[Collected data entries]
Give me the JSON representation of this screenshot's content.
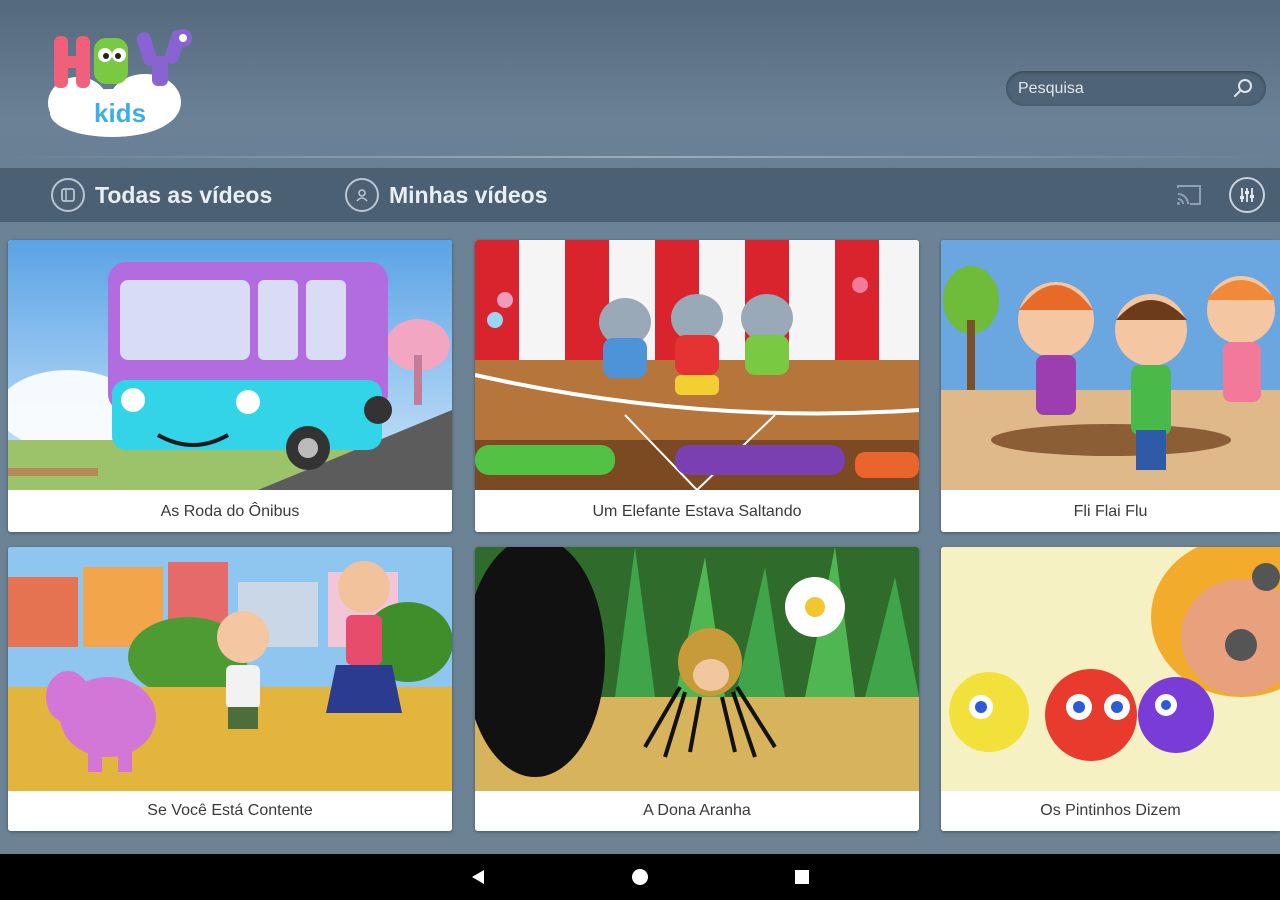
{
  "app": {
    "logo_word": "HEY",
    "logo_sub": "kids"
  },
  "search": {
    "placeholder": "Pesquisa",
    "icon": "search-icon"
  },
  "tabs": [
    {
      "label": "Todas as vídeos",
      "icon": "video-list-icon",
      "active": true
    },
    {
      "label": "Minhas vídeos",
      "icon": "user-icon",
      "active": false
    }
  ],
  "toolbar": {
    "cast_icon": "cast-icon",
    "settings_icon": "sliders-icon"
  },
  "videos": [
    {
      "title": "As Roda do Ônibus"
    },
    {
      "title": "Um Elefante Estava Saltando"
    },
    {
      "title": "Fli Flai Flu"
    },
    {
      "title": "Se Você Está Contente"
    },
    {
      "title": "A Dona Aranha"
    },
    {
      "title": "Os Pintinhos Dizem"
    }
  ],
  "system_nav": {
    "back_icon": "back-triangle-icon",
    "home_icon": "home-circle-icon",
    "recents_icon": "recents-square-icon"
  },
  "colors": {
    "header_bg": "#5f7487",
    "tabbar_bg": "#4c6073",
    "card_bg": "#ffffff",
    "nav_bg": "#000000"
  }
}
==
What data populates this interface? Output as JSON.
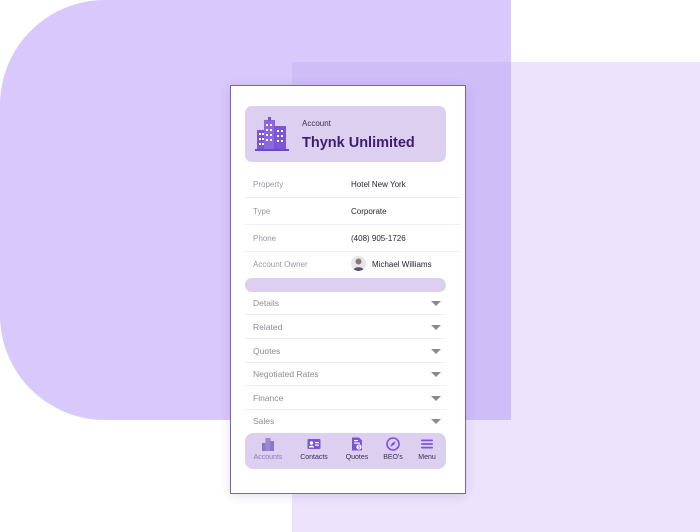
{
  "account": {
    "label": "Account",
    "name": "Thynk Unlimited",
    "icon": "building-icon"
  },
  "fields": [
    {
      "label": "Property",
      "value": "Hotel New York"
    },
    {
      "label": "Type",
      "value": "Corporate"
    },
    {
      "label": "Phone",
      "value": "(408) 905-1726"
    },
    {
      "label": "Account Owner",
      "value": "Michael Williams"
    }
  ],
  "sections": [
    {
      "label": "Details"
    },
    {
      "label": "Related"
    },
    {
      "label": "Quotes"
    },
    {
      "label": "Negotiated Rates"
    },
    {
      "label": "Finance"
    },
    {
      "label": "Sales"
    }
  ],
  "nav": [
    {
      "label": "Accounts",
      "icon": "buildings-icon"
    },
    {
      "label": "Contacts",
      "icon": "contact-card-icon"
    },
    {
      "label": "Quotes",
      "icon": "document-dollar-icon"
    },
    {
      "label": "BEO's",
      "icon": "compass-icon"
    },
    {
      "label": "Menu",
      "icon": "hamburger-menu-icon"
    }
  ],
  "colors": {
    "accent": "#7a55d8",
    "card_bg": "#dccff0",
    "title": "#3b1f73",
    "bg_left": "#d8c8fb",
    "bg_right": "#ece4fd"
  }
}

**Task prompt:**
Search the lines above for the string "this" and copy each line that has it.

**Response:**
Give me the JSON representation of this screenshot's content.
What data populates this interface? Output as JSON.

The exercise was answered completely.